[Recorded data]
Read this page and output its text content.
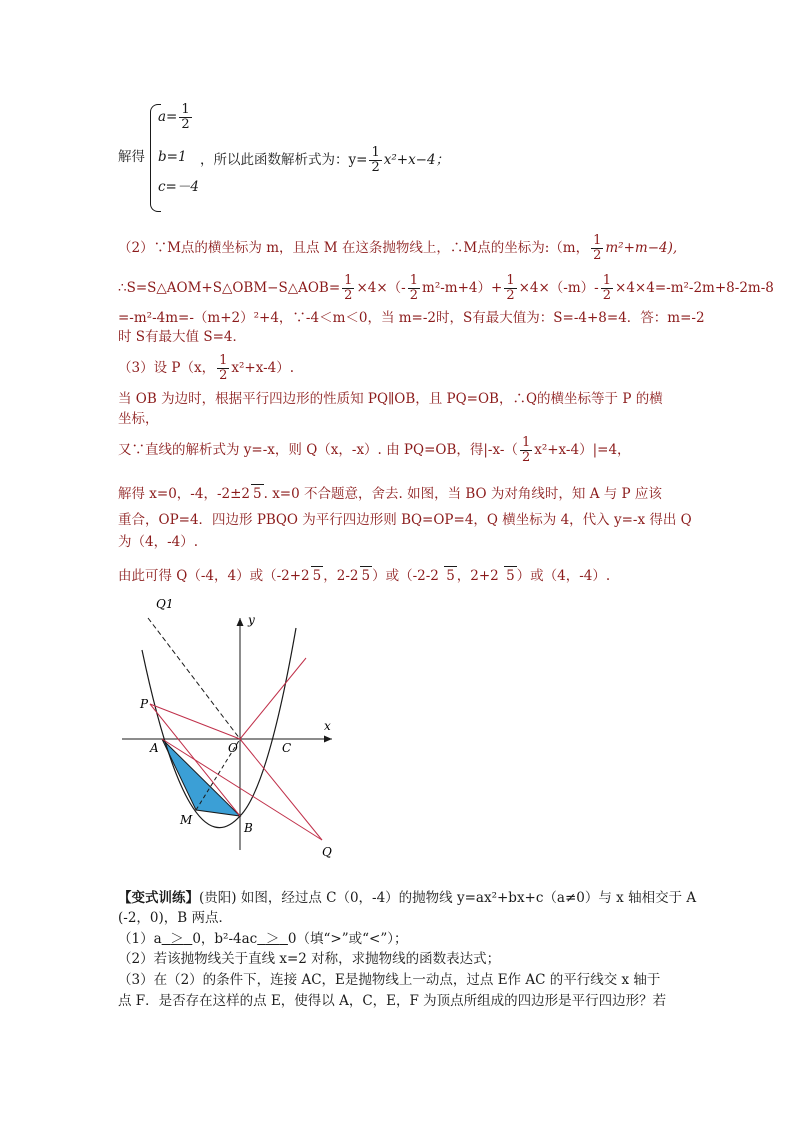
解得
$a= \frac{1}{2}$
b=1
c=－4
，所以此函数解析式为：$y= \frac{1}{2} x^2+x-4$；
（2）∵M点的横坐标为 m，且点 M 在这条抛物线上，∴M点的坐标为:（m， $\frac{1}{2} m^2+m-4$),
∴S=S△AOM+S△OBM−S△AOB= $\frac{1}{2} \times 4\times(- \frac{1}{2} m^2-m+4)+ \frac{1}{2} \times 4\times(-m)- \frac{1}{2} \times 4\times 4=-m^2-2m+8-2m-8$
=-m²-4m=-（m+2）²+4，∵-4＜m＜0，当 m=-2时，S有最大值为：S=-4+8=4．答：m=-2
时 S有最大值 S=4．
（3）设 P（x， $\frac{1}{2} x^2+x-4$）.
当 OB 为边时，根据平行四边形的性质知 PQ∥OB，且 PQ=OB，∴Q的横坐标等于 P 的横
坐标，
又∵直线的解析式为 y=-x，则 Q（x，-x）. 由 PQ=OB，得$|-x-( \frac{1}{2} x^2+x-4)|=4$，
解得 x=0，-4，-2±2 5 . x=0 不合题意，舍去. 如图，当 BO 为对角线时，知 A 与 P 应该
重合，OP=4．四边形 PBQO 为平行四边形则 BQ=OP=4，Q 横坐标为 4，代入 y=-x 得出 Q
为（4，-4）.
由此可得 Q（-4，4）或（-2+2 5 ，2-2 5 ）或（-2-2 5 ，2+2 5 ）或（4，-4）.
Q1
y
x
P
A	O	C
M
B
Q
【变式训练】(贵阳) 如图，经过点 C（0，-4）的抛物线 y=ax²+bx+c（a≠0）与 x 轴相交于 A
(-2，0)，B 两点．
（1）a ＞ 0，b²-4ac ＞ 0（填“>”或“<”）；
（2）若该抛物线关于直线 x=2 对称，求抛物线的函数表达式；
（3）在（2）的条件下，连接 AC，E是抛物线上一动点，过点 E作 AC 的平行线交 x 轴于
点 F．是否存在这样的点 E，使得以 A，C，E，F 为顶点所组成的四边形是平行四边形？若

[Task objective]: Without the pictures, write out the whole listing above exactly as it appears.

[Exercise solution]:
Read this page and output its text content.
解得
$a= \frac{1}{2}$
b=1
c=－4
，所以此函数解析式为：$y= \frac{1}{2} x^2+x-4$；
（2）∵M点的横坐标为 m，且点 M 在这条抛物线上，∴M点的坐标为:（m， $\frac{1}{2} m^2+m-4$),
∴S=S△AOM+S△OBM−S△AOB= $\frac{1}{2} \times 4\times(- \frac{1}{2} m^2-m+4)+ \frac{1}{2} \times 4\times(-m)- \frac{1}{2} \times 4\times 4=-m^2-2m+8-2m-8$
=-m²-4m=-（m+2）²+4，∵-4＜m＜0，当 m=-2时，S有最大值为：S=-4+8=4．答：m=-2
时 S有最大值 S=4．
（3）设 P（x， $\frac{1}{2} x^2+x-4$）.
当 OB 为边时，根据平行四边形的性质知 PQ∥OB，且 PQ=OB，∴Q的横坐标等于 P 的横
坐标，
又∵直线的解析式为 y=-x，则 Q（x，-x）. 由 PQ=OB，得$|-x-( \frac{1}{2} x^2+x-4)|=4$，
解得 x=0，-4，-2±2 5 . x=0 不合题意，舍去. 如图，当 BO 为对角线时，知 A 与 P 应该
重合，OP=4．四边形 PBQO 为平行四边形则 BQ=OP=4，Q 横坐标为 4，代入 y=-x 得出 Q
为（4，-4）.
由此可得 Q（-4，4）或（-2+2 5 ，2-2 5 ）或（-2-2 5 ，2+2 5 ）或（4，-4）.
Q1
y
x
P
A	O	C
M
B
Q
【变式训练】(贵阳) 如图，经过点 C（0，-4）的抛物线 y=ax²+bx+c（a≠0）与 x 轴相交于 A
(-2，0)，B 两点．
（1）a ＞ 0，b²-4ac ＞ 0（填“>”或“<”）；
（2）若该抛物线关于直线 x=2 对称，求抛物线的函数表达式；
（3）在（2）的条件下，连接 AC，E是抛物线上一动点，过点 E作 AC 的平行线交 x 轴于
点 F．是否存在这样的点 E，使得以 A，C，E，F 为顶点所组成的四边形是平行四边形？若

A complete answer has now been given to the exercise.